= Provided data =
■ ■ ■ ■
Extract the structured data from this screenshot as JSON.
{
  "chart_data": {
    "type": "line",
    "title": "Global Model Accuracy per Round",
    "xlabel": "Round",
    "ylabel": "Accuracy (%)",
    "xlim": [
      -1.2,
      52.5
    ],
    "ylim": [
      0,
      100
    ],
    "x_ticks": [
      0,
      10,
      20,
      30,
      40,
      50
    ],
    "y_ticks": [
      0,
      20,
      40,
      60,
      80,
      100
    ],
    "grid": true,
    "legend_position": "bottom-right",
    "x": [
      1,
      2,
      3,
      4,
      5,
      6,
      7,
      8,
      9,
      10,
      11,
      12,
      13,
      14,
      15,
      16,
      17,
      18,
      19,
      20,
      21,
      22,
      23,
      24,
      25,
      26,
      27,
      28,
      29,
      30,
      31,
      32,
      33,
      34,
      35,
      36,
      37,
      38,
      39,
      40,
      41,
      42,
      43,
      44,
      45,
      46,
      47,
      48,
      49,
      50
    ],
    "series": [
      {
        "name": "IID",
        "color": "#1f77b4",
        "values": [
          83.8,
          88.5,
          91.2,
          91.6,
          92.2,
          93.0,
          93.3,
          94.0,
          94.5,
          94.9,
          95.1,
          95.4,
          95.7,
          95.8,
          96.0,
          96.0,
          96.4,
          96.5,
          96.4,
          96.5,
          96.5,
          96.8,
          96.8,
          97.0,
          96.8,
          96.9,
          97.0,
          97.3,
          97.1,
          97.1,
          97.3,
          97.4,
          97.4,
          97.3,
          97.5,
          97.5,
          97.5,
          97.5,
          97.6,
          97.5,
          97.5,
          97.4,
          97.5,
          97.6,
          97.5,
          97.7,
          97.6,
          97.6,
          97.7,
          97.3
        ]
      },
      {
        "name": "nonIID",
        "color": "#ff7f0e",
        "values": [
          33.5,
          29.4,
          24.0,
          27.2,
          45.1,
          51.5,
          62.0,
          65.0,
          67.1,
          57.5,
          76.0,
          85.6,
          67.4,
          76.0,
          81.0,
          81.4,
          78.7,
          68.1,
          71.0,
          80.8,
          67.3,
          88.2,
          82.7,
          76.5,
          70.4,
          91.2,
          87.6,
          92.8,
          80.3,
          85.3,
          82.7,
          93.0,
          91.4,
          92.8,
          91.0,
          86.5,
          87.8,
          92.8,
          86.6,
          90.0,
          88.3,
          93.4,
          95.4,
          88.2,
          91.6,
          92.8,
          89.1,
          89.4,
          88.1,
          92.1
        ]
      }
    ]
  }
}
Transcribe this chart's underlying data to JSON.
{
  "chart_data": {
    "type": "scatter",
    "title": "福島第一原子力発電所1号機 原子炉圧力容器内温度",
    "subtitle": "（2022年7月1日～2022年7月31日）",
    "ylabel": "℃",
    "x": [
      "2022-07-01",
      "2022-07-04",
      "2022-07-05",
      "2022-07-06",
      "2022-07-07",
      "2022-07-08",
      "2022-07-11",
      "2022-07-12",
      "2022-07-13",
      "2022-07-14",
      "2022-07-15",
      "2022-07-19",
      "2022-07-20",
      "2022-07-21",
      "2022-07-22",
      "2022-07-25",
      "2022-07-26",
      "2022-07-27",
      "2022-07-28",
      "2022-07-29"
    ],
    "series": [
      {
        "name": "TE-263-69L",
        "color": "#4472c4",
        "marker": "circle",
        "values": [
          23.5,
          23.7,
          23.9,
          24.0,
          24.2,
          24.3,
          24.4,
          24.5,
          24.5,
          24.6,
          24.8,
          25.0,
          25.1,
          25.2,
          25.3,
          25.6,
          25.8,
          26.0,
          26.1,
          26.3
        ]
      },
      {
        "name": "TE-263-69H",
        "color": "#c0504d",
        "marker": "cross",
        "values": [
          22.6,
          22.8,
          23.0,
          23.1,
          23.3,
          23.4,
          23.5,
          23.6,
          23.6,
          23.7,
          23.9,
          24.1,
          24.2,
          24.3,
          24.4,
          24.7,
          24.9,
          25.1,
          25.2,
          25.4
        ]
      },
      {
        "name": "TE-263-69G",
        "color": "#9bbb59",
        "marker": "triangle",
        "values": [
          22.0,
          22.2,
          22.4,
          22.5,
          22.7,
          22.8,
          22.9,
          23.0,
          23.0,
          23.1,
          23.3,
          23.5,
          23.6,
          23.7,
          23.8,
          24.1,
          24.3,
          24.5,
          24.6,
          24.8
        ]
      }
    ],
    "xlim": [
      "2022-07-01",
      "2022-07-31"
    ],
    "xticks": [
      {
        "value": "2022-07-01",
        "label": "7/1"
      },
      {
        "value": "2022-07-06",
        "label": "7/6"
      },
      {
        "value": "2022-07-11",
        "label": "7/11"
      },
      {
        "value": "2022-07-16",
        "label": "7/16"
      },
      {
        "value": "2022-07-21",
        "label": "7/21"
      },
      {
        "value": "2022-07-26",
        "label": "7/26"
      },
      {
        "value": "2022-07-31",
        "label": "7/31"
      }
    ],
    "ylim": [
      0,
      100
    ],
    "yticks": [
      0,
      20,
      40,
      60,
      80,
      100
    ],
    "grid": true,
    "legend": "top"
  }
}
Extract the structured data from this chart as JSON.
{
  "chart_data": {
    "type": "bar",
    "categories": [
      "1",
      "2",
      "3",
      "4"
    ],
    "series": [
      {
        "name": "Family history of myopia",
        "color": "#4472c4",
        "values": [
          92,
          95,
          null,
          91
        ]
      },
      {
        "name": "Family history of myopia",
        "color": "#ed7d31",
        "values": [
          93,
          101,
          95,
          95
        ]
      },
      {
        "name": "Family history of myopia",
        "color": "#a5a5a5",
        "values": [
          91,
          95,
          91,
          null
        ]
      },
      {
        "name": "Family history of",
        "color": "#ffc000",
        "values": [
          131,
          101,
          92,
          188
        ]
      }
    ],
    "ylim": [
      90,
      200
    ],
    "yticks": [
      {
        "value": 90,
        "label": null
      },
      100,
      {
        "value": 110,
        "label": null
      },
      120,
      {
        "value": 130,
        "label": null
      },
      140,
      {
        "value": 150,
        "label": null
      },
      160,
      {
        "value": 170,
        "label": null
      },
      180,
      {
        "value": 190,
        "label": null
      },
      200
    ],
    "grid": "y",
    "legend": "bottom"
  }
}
■ ■ ■ ■
= What the task asks =
Write the data out again in full and exactly.

= Response =
Extract the structured data from this screenshot as JSON.
{
  "chart_data": {
    "type": "line",
    "title": "Global Model Accuracy per Round",
    "xlabel": "Round",
    "ylabel": "Accuracy (%)",
    "xlim": [
      -1.2,
      52.5
    ],
    "ylim": [
      0,
      100
    ],
    "x_ticks": [
      0,
      10,
      20,
      30,
      40,
      50
    ],
    "y_ticks": [
      0,
      20,
      40,
      60,
      80,
      100
    ],
    "grid": true,
    "legend_position": "bottom-right",
    "x": [
      1,
      2,
      3,
      4,
      5,
      6,
      7,
      8,
      9,
      10,
      11,
      12,
      13,
      14,
      15,
      16,
      17,
      18,
      19,
      20,
      21,
      22,
      23,
      24,
      25,
      26,
      27,
      28,
      29,
      30,
      31,
      32,
      33,
      34,
      35,
      36,
      37,
      38,
      39,
      40,
      41,
      42,
      43,
      44,
      45,
      46,
      47,
      48,
      49,
      50
    ],
    "series": [
      {
        "name": "IID",
        "color": "#1f77b4",
        "values": [
          83.8,
          88.5,
          91.2,
          91.6,
          92.2,
          93.0,
          93.3,
          94.0,
          94.5,
          94.9,
          95.1,
          95.4,
          95.7,
          95.8,
          96.0,
          96.0,
          96.4,
          96.5,
          96.4,
          96.5,
          96.5,
          96.8,
          96.8,
          97.0,
          96.8,
          96.9,
          97.0,
          97.3,
          97.1,
          97.1,
          97.3,
          97.4,
          97.4,
          97.3,
          97.5,
          97.5,
          97.5,
          97.5,
          97.6,
          97.5,
          97.5,
          97.4,
          97.5,
          97.6,
          97.5,
          97.7,
          97.6,
          97.6,
          97.7,
          97.3
        ]
      },
      {
        "name": "nonIID",
        "color": "#ff7f0e",
        "values": [
          33.5,
          29.4,
          24.0,
          27.2,
          45.1,
          51.5,
          62.0,
          65.0,
          67.1,
          57.5,
          76.0,
          85.6,
          67.4,
          76.0,
          81.0,
          81.4,
          78.7,
          68.1,
          71.0,
          80.8,
          67.3,
          88.2,
          82.7,
          76.5,
          70.4,
          91.2,
          87.6,
          92.8,
          80.3,
          85.3,
          82.7,
          93.0,
          91.4,
          92.8,
          91.0,
          86.5,
          87.8,
          92.8,
          86.6,
          90.0,
          88.3,
          93.4,
          95.4,
          88.2,
          91.6,
          92.8,
          89.1,
          89.4,
          88.1,
          92.1
        ]
      }
    ]
  }
}
Transcribe this chart's underlying data to JSON.
{
  "chart_data": {
    "type": "scatter",
    "title": "福島第一原子力発電所1号機 原子炉圧力容器内温度",
    "subtitle": "（2022年7月1日～2022年7月31日）",
    "ylabel": "℃",
    "x": [
      "2022-07-01",
      "2022-07-04",
      "2022-07-05",
      "2022-07-06",
      "2022-07-07",
      "2022-07-08",
      "2022-07-11",
      "2022-07-12",
      "2022-07-13",
      "2022-07-14",
      "2022-07-15",
      "2022-07-19",
      "2022-07-20",
      "2022-07-21",
      "2022-07-22",
      "2022-07-25",
      "2022-07-26",
      "2022-07-27",
      "2022-07-28",
      "2022-07-29"
    ],
    "series": [
      {
        "name": "TE-263-69L",
        "color": "#4472c4",
        "marker": "circle",
        "values": [
          23.5,
          23.7,
          23.9,
          24.0,
          24.2,
          24.3,
          24.4,
          24.5,
          24.5,
          24.6,
          24.8,
          25.0,
          25.1,
          25.2,
          25.3,
          25.6,
          25.8,
          26.0,
          26.1,
          26.3
        ]
      },
      {
        "name": "TE-263-69H",
        "color": "#c0504d",
        "marker": "cross",
        "values": [
          22.6,
          22.8,
          23.0,
          23.1,
          23.3,
          23.4,
          23.5,
          23.6,
          23.6,
          23.7,
          23.9,
          24.1,
          24.2,
          24.3,
          24.4,
          24.7,
          24.9,
          25.1,
          25.2,
          25.4
        ]
      },
      {
        "name": "TE-263-69G",
        "color": "#9bbb59",
        "marker": "triangle",
        "values": [
          22.0,
          22.2,
          22.4,
          22.5,
          22.7,
          22.8,
          22.9,
          23.0,
          23.0,
          23.1,
          23.3,
          23.5,
          23.6,
          23.7,
          23.8,
          24.1,
          24.3,
          24.5,
          24.6,
          24.8
        ]
      }
    ],
    "xlim": [
      "2022-07-01",
      "2022-07-31"
    ],
    "xticks": [
      {
        "value": "2022-07-01",
        "label": "7/1"
      },
      {
        "value": "2022-07-06",
        "label": "7/6"
      },
      {
        "value": "2022-07-11",
        "label": "7/11"
      },
      {
        "value": "2022-07-16",
        "label": "7/16"
      },
      {
        "value": "2022-07-21",
        "label": "7/21"
      },
      {
        "value": "2022-07-26",
        "label": "7/26"
      },
      {
        "value": "2022-07-31",
        "label": "7/31"
      }
    ],
    "ylim": [
      0,
      100
    ],
    "yticks": [
      0,
      20,
      40,
      60,
      80,
      100
    ],
    "grid": true,
    "legend": "top"
  }
}
Extract the structured data from this chart as JSON.
{
  "chart_data": {
    "type": "bar",
    "categories": [
      "1",
      "2",
      "3",
      "4"
    ],
    "series": [
      {
        "name": "Family history of myopia",
        "color": "#4472c4",
        "values": [
          92,
          95,
          null,
          91
        ]
      },
      {
        "name": "Family history of myopia",
        "color": "#ed7d31",
        "values": [
          93,
          101,
          95,
          95
        ]
      },
      {
        "name": "Family history of myopia",
        "color": "#a5a5a5",
        "values": [
          91,
          95,
          91,
          null
        ]
      },
      {
        "name": "Family history of",
        "color": "#ffc000",
        "values": [
          131,
          101,
          92,
          188
        ]
      }
    ],
    "ylim": [
      90,
      200
    ],
    "yticks": [
      {
        "value": 90,
        "label": null
      },
      100,
      {
        "value": 110,
        "label": null
      },
      120,
      {
        "value": 130,
        "label": null
      },
      140,
      {
        "value": 150,
        "label": null
      },
      160,
      {
        "value": 170,
        "label": null
      },
      180,
      {
        "value": 190,
        "label": null
      },
      200
    ],
    "grid": "y",
    "legend": "bottom"
  }
}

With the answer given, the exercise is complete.